= GIVEN INSTRUCTION =
Using the records that follow, copy every line containing the word "الدائرة".

[Data excerpts]
════════

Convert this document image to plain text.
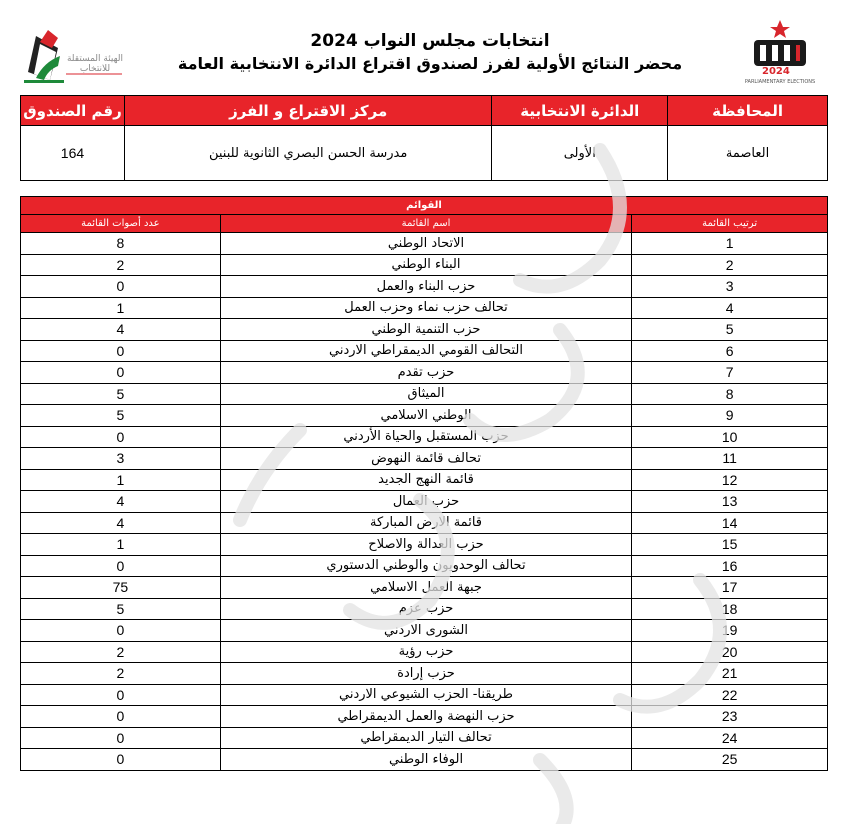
الهيئة المستقلة للانتخاب	2024
PARLIAMENTARY ELECTIONS
انتخابات مجلس النواب 2024
محضر النتائج الأولية لفرز لصندوق اقتراع الدائرة الانتخابية العامة
المحافظة	الدائرة الانتخابية	مركز الاقتراع و الفرز	رقم الصندوق
العاصمة	الأولى	مدرسة الحسن البصري الثانوية للبنين	164
القوائم		
ترتيب القائمة	اسم القائمة	عدد أصوات القائمة
1	الاتحاد الوطني	8
2	البناء الوطني	2
3	حزب البناء والعمل	0
4	تحالف حزب نماء وحزب العمل	1
5	حزب التنمية الوطني	4
6	التحالف القومي الديمقراطي الاردني	0
7	حزب تقدم	0
8	الميثاق	5
9	الوطني الاسلامي	5
10	حزب المستقبل والحياة الأردني	0
11	تحالف قائمة النهوض	3
12	قائمة النهج الجديد	1
13	حزب العمال	4
14	قائمة الارض المباركة	4
15	حزب العدالة والاصلاح	1
16	تحالف الوحدويون والوطني الدستوري	0
17	جبهة العمل الاسلامي	75
18	حزب عزم	5
19	الشورى الاردني	0
20	حزب رؤية	2
21	حزب إرادة	2
22	طريقنا- الحزب الشيوعي الاردني	0
23	حزب النهضة والعمل الديمقراطي	0
24	تحالف التيار الديمقراطي	0
25	الوفاء الوطني	0
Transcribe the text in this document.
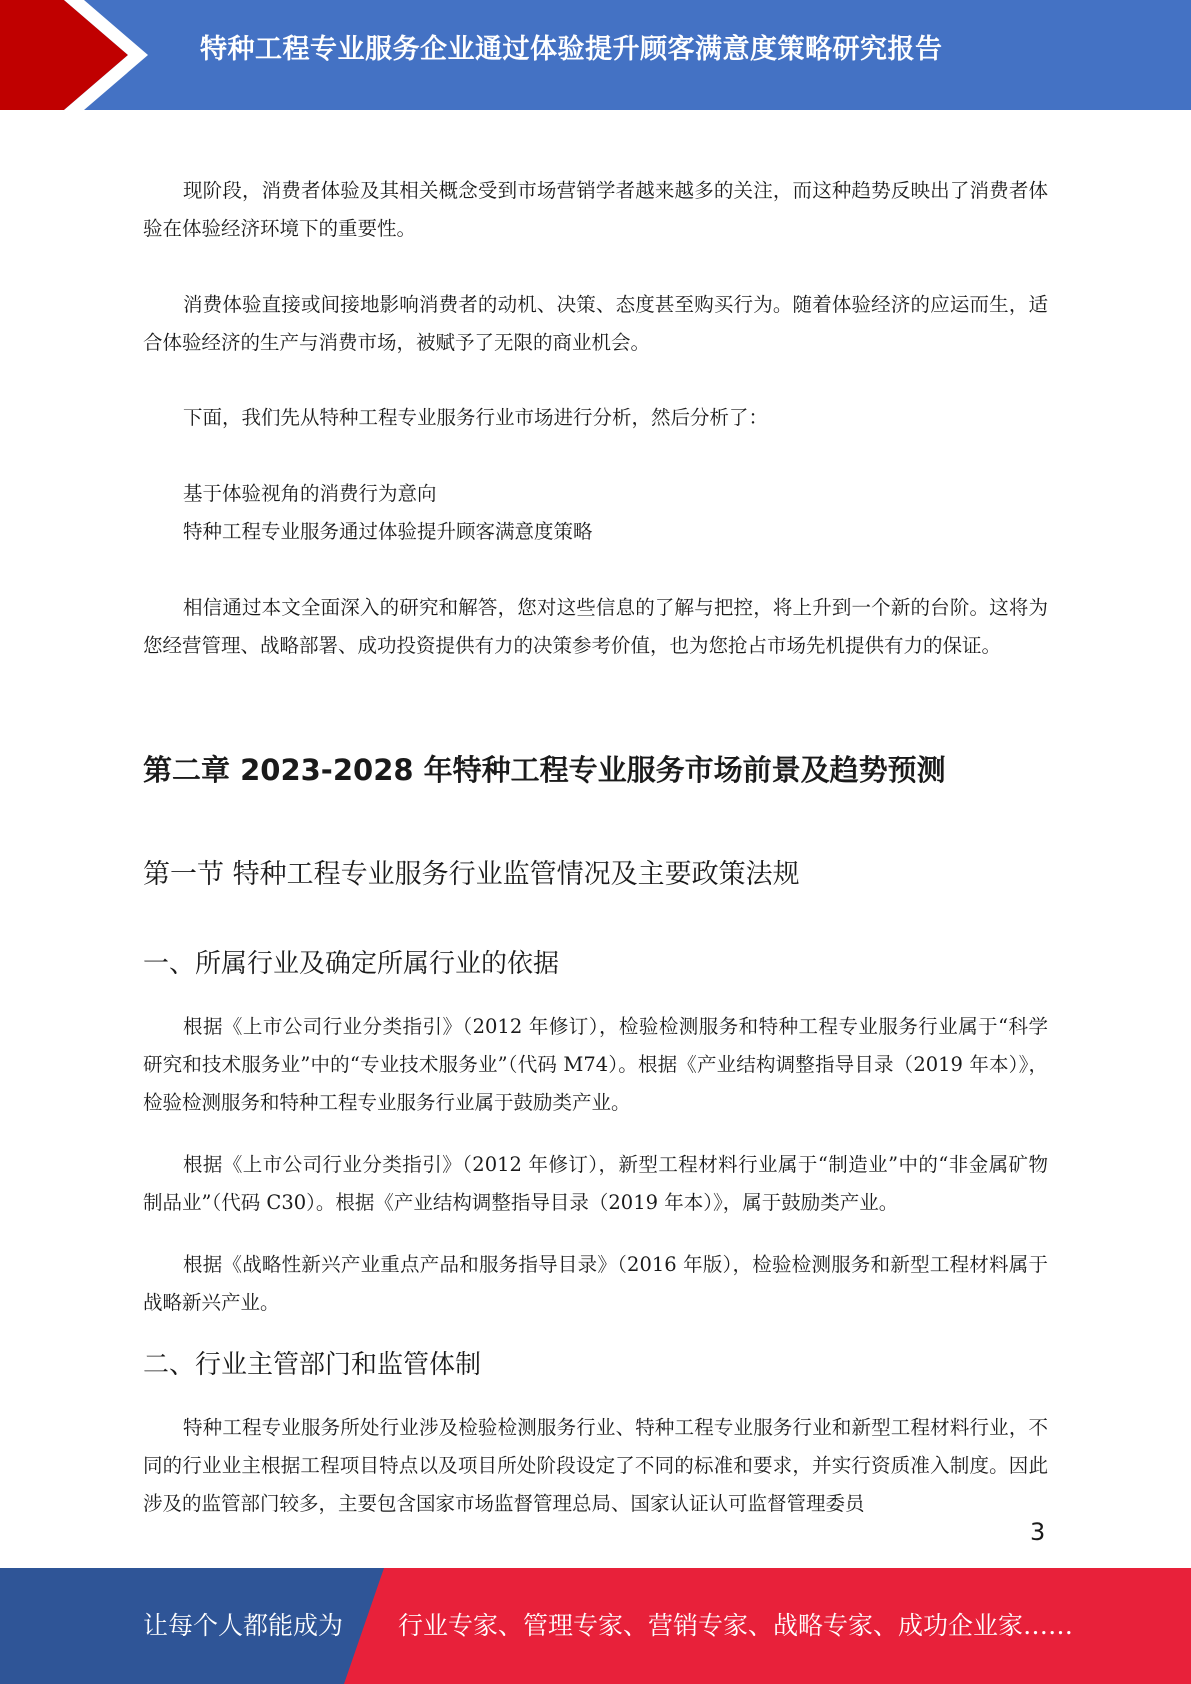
特种工程专业服务企业通过体验提升顾客满意度策略研究报告
现阶段，消费者体验及其相关概念受到市场营销学者越来越多的关注，而这种趋势反映出了消费者体验在体验经济环境下的重要性。
消费体验直接或间接地影响消费者的动机、决策、态度甚至购买行为。随着体验经济的应运而生，适合体验经济的生产与消费市场，被赋予了无限的商业机会。
下面，我们先从特种工程专业服务行业市场进行分析，然后分析了：
基于体验视角的消费行为意向
特种工程专业服务通过体验提升顾客满意度策略
相信通过本文全面深入的研究和解答，您对这些信息的了解与把控，将上升到一个新的台阶。这将为您经营管理、战略部署、成功投资提供有力的决策参考价值，也为您抢占市场先机提供有力的保证。
第二章 2023-2028 年特种工程专业服务市场前景及趋势预测
第一节 特种工程专业服务行业监管情况及主要政策法规
一、所属行业及确定所属行业的依据
根据《上市公司行业分类指引》（2012 年修订），检验检测服务和特种工程专业服务行业属于“科学研究和技术服务业”中的“专业技术服务业”（代码 M74）。根据《产业结构调整指导目录（2019 年本）》，检验检测服务和特种工程专业服务行业属于鼓励类产业。
根据《上市公司行业分类指引》（2012 年修订），新型工程材料行业属于“制造业”中的“非金属矿物制品业”（代码 C30）。根据《产业结构调整指导目录（2019 年本）》，属于鼓励类产业。
根据《战略性新兴产业重点产品和服务指导目录》（2016 年版），检验检测服务和新型工程材料属于战略新兴产业。
二、行业主管部门和监管体制
特种工程专业服务所处行业涉及检验检测服务行业、特种工程专业服务行业和新型工程材料行业，不同的行业业主根据工程项目特点以及项目所处阶段设定了不同的标准和要求，并实行资质准入制度。因此涉及的监管部门较多，主要包含国家市场监督管理总局、国家认证认可监督管理委员
3
让每个人都能成为 行业专家、管理专家、营销专家、战略专家、成功企业家……
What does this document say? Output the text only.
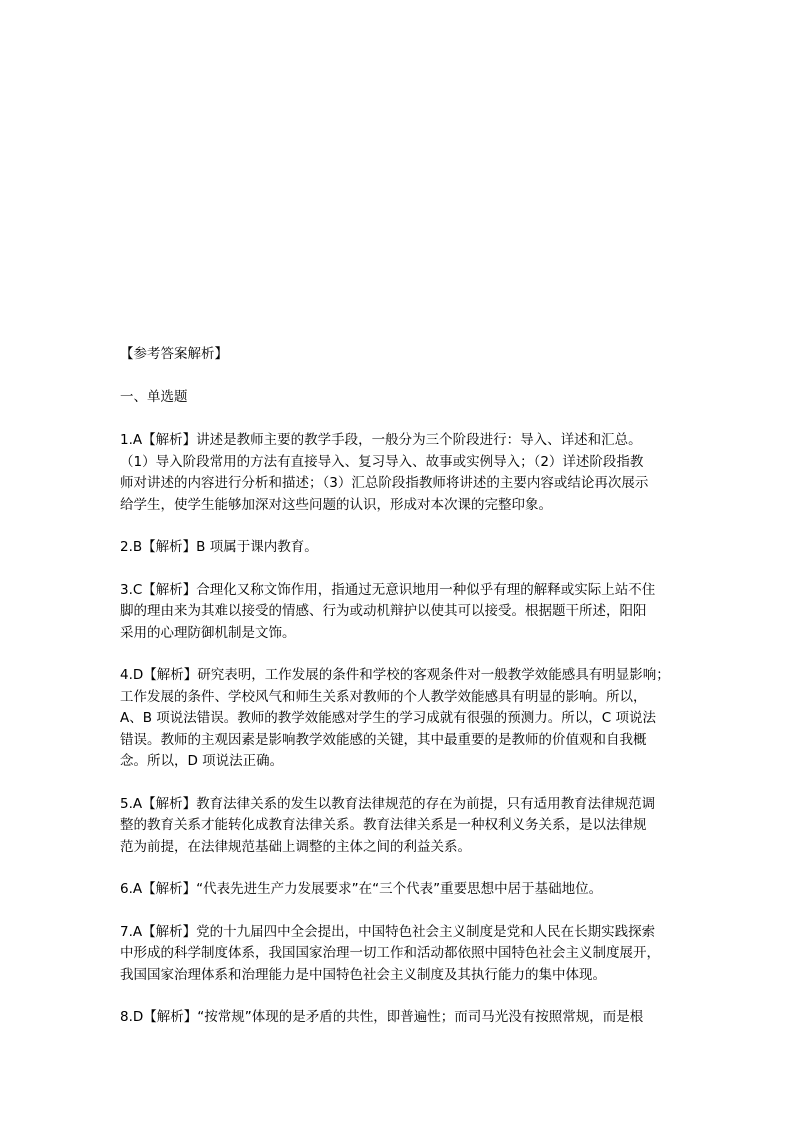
【参考答案解析】

一、单选题

1.A【解析】讲述是教师主要的教学手段，一般分为三个阶段进行：导入、详述和汇总。
（1）导入阶段常用的方法有直接导入、复习导入、故事或实例导入；（2）详述阶段指教
师对讲述的内容进行分析和描述；（3）汇总阶段指教师将讲述的主要内容或结论再次展示
给学生，使学生能够加深对这些问题的认识，形成对本次课的完整印象。

2.B【解析】B 项属于课内教育。

3.C【解析】合理化又称文饰作用，指通过无意识地用一种似乎有理的解释或实际上站不住
脚的理由来为其难以接受的情感、行为或动机辩护以使其可以接受。根据题干所述，阳阳
采用的心理防御机制是文饰。

4.D【解析】研究表明，工作发展的条件和学校的客观条件对一般教学效能感具有明显影响；
工作发展的条件、学校风气和师生关系对教师的个人教学效能感具有明显的影响。所以，
A、B 项说法错误。教师的教学效能感对学生的学习成就有很强的预测力。所以，C 项说法
错误。教师的主观因素是影响教学效能感的关键，其中最重要的是教师的价值观和自我概
念。所以，D 项说法正确。

5.A【解析】教育法律关系的发生以教育法律规范的存在为前提，只有适用教育法律规范调
整的教育关系才能转化成教育法律关系。教育法律关系是一种权利义务关系，是以法律规
范为前提，在法律规范基础上调整的主体之间的利益关系。

6.A【解析】“代表先进生产力发展要求”在“三个代表”重要思想中居于基础地位。

7.A【解析】党的十九届四中全会提出，中国特色社会主义制度是党和人民在长期实践探索
中形成的科学制度体系，我国国家治理一切工作和活动都依照中国特色社会主义制度展开，
我国国家治理体系和治理能力是中国特色社会主义制度及其执行能力的集中体现。

8.D【解析】“按常规”体现的是矛盾的共性，即普遍性；而司马光没有按照常规，而是根
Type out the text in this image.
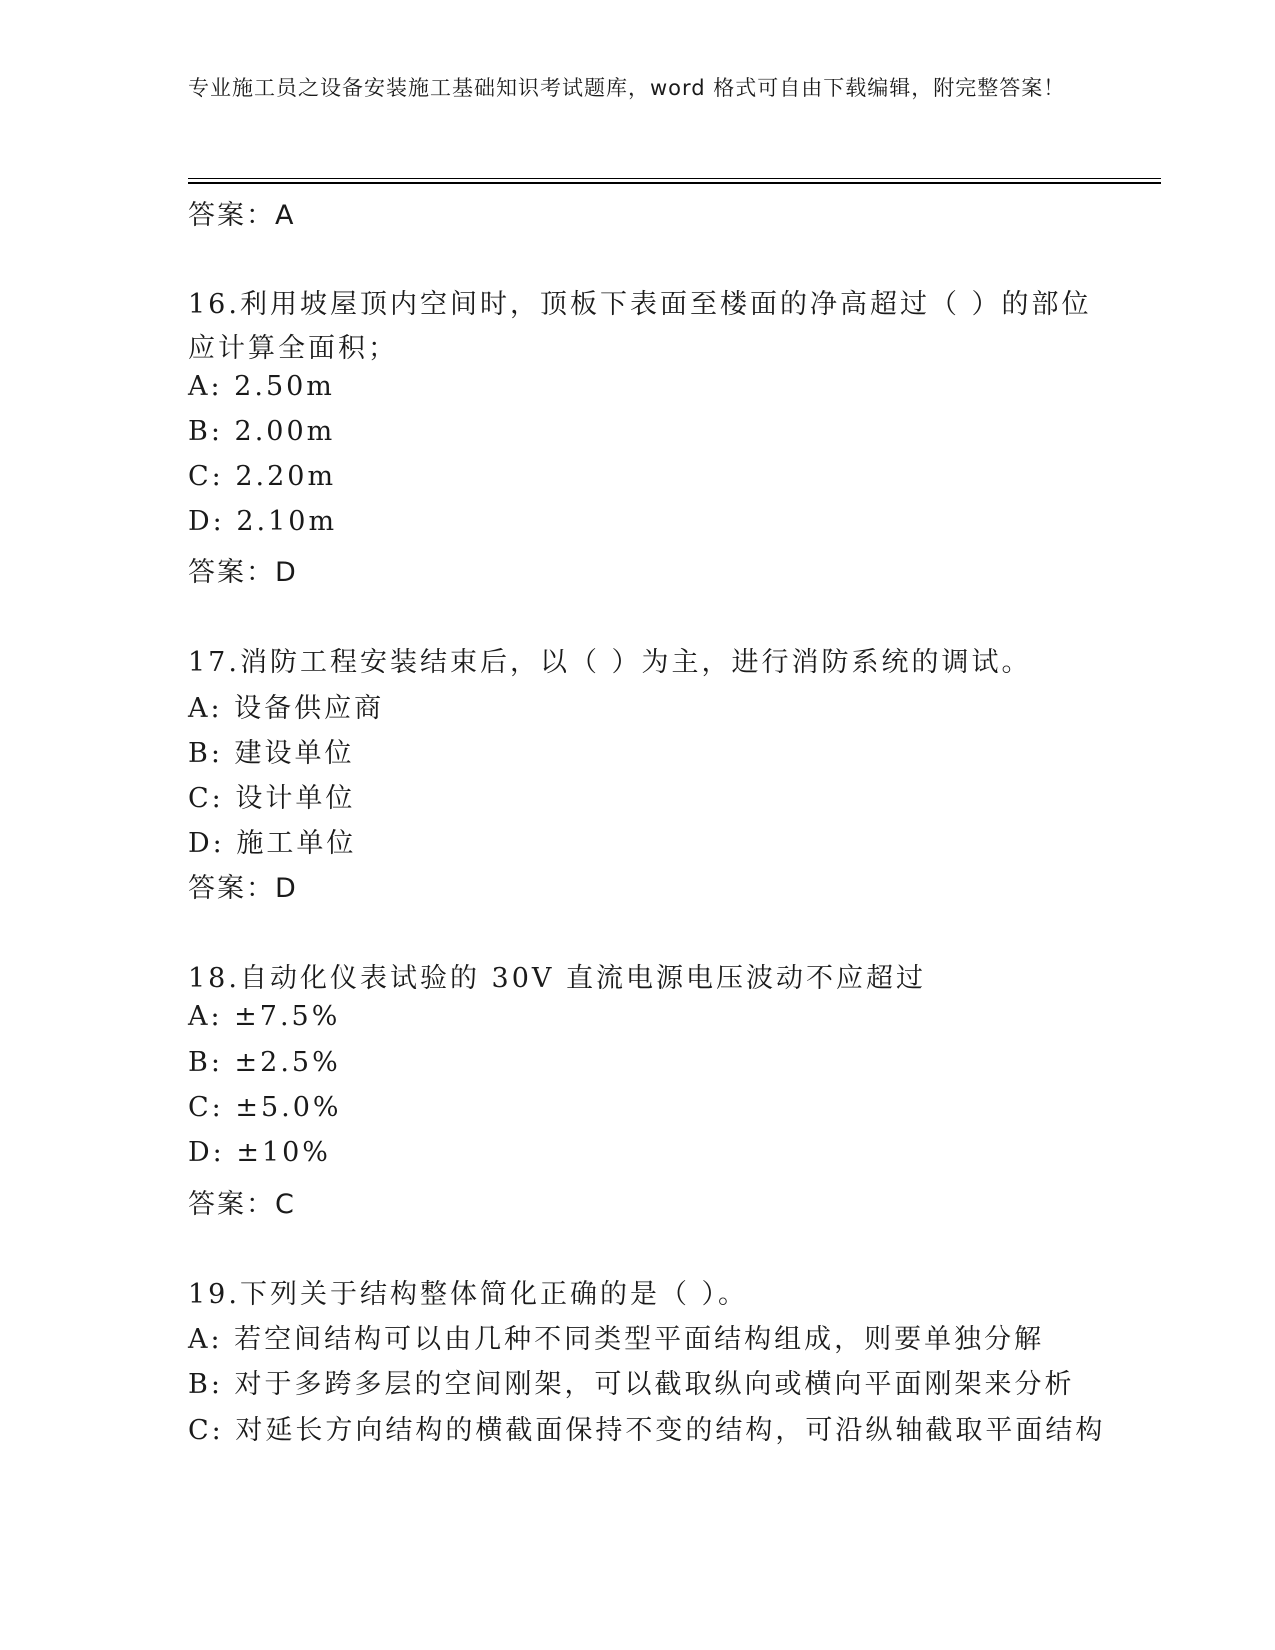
专业施工员之设备安装施工基础知识考试题库，word 格式可自由下载编辑，附完整答案！
答案：A
16.利用坡屋顶内空间时，顶板下表面至楼面的净高超过（ ）的部位
应计算全面积；
A: 2.50m
B: 2.00m
C: 2.20m
D: 2.10m
答案：D
17.消防工程安装结束后，以（ ）为主，进行消防系统的调试。
A: 设备供应商
B: 建设单位
C: 设计单位
D: 施工单位
答案：D
18.自动化仪表试验的 30V 直流电源电压波动不应超过
A: ±7.5%
B: ±2.5%
C: ±5.0%
D: ±10%
答案：C
19.下列关于结构整体简化正确的是（ ）。
A: 若空间结构可以由几种不同类型平面结构组成，则要单独分解
B: 对于多跨多层的空间刚架，可以截取纵向或横向平面刚架来分析
C: 对延长方向结构的横截面保持不变的结构，可沿纵轴截取平面结构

════════

= REPLY =
محضر النتائج الأولية لفرز لصندوق اقتراع الدائرة الانتخابية العامة
المحافظة	الدائرة الانتخابية	مركز الاقتراع و الفرز	رقم الصندوق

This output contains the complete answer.